■ What is asked:
Reproduce the entries from the very first line through the line containing "141, 707, 150]", with both of those lines included.
════════
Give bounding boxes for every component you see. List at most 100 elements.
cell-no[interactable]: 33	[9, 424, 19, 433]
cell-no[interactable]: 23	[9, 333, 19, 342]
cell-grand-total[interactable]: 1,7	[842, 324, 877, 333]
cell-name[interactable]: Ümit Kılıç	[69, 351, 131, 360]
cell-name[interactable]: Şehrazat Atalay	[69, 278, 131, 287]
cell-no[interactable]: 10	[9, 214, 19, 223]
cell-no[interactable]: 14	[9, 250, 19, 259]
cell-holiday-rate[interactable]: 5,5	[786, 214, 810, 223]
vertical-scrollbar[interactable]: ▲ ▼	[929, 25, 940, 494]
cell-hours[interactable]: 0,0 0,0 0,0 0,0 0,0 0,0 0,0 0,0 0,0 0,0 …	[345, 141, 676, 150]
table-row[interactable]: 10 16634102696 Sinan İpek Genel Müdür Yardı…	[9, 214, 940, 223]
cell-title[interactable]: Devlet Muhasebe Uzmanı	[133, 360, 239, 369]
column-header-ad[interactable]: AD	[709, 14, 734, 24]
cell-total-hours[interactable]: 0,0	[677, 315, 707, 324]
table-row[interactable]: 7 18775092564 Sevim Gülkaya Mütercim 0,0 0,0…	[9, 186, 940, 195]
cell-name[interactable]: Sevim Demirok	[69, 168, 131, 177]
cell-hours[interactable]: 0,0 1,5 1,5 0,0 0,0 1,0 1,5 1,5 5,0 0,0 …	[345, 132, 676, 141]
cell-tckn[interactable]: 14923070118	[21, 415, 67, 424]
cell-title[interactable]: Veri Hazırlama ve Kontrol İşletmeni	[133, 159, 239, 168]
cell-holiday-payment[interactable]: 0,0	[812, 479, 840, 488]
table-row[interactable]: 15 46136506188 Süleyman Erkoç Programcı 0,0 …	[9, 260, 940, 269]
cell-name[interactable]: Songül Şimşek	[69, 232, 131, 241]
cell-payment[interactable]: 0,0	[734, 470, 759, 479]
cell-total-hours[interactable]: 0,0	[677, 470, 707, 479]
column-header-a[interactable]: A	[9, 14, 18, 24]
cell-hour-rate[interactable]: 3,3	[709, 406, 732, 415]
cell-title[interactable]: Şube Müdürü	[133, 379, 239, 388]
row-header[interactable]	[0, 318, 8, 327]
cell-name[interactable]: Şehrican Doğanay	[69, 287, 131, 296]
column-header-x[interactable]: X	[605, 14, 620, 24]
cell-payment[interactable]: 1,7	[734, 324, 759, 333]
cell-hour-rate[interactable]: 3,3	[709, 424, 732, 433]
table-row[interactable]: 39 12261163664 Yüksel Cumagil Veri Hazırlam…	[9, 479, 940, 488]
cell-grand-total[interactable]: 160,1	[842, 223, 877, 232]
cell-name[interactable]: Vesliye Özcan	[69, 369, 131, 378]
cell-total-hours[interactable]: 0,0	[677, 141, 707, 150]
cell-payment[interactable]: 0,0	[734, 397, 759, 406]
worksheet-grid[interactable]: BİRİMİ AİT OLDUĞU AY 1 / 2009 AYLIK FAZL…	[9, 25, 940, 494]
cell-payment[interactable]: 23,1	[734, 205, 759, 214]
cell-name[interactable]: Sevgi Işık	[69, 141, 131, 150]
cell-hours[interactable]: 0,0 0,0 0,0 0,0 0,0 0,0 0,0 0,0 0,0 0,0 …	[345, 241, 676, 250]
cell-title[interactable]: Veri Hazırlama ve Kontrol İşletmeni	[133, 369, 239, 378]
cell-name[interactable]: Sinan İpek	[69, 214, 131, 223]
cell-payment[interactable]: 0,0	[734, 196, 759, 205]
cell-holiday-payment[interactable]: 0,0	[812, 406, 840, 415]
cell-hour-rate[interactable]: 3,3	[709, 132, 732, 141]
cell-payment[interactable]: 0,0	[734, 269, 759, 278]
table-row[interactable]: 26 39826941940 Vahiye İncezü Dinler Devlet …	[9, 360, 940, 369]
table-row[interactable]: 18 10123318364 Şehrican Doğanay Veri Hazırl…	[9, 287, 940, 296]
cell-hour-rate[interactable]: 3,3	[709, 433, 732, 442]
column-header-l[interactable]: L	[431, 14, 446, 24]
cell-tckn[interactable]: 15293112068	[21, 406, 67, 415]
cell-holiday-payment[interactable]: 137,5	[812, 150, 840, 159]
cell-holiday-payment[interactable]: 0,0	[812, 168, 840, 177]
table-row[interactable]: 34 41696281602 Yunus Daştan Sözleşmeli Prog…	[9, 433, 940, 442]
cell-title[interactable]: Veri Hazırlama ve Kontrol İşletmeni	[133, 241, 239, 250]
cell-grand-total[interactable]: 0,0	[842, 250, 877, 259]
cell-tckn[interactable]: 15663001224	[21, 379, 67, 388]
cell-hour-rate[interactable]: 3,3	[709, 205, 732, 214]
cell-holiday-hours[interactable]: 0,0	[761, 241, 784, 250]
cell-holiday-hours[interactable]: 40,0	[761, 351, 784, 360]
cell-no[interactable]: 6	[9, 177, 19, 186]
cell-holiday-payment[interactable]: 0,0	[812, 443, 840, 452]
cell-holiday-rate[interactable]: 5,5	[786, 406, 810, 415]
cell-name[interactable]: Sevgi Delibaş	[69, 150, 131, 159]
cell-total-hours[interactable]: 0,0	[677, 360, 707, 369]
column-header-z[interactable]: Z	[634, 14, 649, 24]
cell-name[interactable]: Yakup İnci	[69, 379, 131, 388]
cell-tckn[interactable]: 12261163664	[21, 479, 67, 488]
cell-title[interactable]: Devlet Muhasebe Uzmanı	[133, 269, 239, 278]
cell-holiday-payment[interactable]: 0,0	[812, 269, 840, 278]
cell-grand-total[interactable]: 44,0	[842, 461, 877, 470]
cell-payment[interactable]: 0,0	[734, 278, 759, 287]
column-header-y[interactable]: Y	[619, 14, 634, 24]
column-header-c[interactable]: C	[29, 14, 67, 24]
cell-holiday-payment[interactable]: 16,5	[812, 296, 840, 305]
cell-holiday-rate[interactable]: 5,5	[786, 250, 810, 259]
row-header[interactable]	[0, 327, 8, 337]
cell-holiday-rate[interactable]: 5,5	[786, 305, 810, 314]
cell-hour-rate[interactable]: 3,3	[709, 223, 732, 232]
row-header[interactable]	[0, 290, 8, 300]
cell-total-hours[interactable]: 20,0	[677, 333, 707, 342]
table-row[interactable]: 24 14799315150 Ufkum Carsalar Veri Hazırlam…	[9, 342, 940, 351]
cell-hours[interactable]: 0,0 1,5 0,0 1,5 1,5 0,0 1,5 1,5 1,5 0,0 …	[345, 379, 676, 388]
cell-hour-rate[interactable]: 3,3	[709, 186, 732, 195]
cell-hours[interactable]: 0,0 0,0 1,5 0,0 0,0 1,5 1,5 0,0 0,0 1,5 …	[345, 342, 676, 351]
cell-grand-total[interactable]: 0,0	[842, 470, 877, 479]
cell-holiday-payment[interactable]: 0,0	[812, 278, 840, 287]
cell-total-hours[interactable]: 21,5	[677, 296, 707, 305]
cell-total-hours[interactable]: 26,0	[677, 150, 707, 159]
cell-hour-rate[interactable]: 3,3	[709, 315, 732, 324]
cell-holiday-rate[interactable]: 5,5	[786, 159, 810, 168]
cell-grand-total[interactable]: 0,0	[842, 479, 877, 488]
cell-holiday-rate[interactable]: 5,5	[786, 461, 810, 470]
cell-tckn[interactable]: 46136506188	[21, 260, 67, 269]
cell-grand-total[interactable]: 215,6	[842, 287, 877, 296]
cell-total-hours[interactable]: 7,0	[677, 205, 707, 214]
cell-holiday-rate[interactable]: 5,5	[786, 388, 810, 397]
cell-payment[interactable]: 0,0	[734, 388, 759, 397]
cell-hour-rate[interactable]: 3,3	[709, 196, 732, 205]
════════
■ Full answer:
Give bounding boxes for every component you see. List at most 100 elements.
cell-no[interactable]: 33	[9, 424, 19, 433]
cell-no[interactable]: 23	[9, 333, 19, 342]
cell-grand-total[interactable]: 1,7	[842, 324, 877, 333]
cell-name[interactable]: Ümit Kılıç	[69, 351, 131, 360]
cell-name[interactable]: Şehrazat Atalay	[69, 278, 131, 287]
cell-no[interactable]: 10	[9, 214, 19, 223]
cell-no[interactable]: 14	[9, 250, 19, 259]
cell-holiday-rate[interactable]: 5,5	[786, 214, 810, 223]
vertical-scrollbar[interactable]: ▲ ▼	[929, 25, 940, 494]
cell-hours[interactable]: 0,0 0,0 0,0 0,0 0,0 0,0 0,0 0,0 0,0 0,0 …	[345, 141, 676, 150]
table-row[interactable]: 10 16634102696 Sinan İpek Genel Müdür Yardı…	[9, 214, 940, 223]
cell-title[interactable]: Devlet Muhasebe Uzmanı	[133, 360, 239, 369]
column-header-ad[interactable]: AD	[709, 14, 734, 24]
cell-total-hours[interactable]: 0,0	[677, 315, 707, 324]
table-row[interactable]: 7 18775092564 Sevim Gülkaya Mütercim 0,0 0,0…	[9, 186, 940, 195]
cell-name[interactable]: Sevim Demirok	[69, 168, 131, 177]
cell-hours[interactable]: 0,0 1,5 1,5 0,0 0,0 1,0 1,5 1,5 5,0 0,0 …	[345, 132, 676, 141]
cell-tckn[interactable]: 14923070118	[21, 415, 67, 424]
cell-title[interactable]: Veri Hazırlama ve Kontrol İşletmeni	[133, 159, 239, 168]
cell-holiday-payment[interactable]: 0,0	[812, 479, 840, 488]
table-row[interactable]: 15 46136506188 Süleyman Erkoç Programcı 0,0 …	[9, 260, 940, 269]
cell-name[interactable]: Songül Şimşek	[69, 232, 131, 241]
cell-payment[interactable]: 0,0	[734, 470, 759, 479]
cell-total-hours[interactable]: 0,0	[677, 470, 707, 479]
column-header-a[interactable]: A	[9, 14, 18, 24]
cell-hour-rate[interactable]: 3,3	[709, 406, 732, 415]
cell-title[interactable]: Şube Müdürü	[133, 379, 239, 388]
row-header[interactable]	[0, 318, 8, 327]
cell-name[interactable]: Şehrican Doğanay	[69, 287, 131, 296]
column-header-x[interactable]: X	[605, 14, 620, 24]
cell-payment[interactable]: 1,7	[734, 324, 759, 333]
cell-hour-rate[interactable]: 3,3	[709, 424, 732, 433]
table-row[interactable]: 39 12261163664 Yüksel Cumagil Veri Hazırlam…	[9, 479, 940, 488]
cell-grand-total[interactable]: 160,1	[842, 223, 877, 232]
cell-name[interactable]: Vesliye Özcan	[69, 369, 131, 378]
cell-total-hours[interactable]: 0,0	[677, 141, 707, 150]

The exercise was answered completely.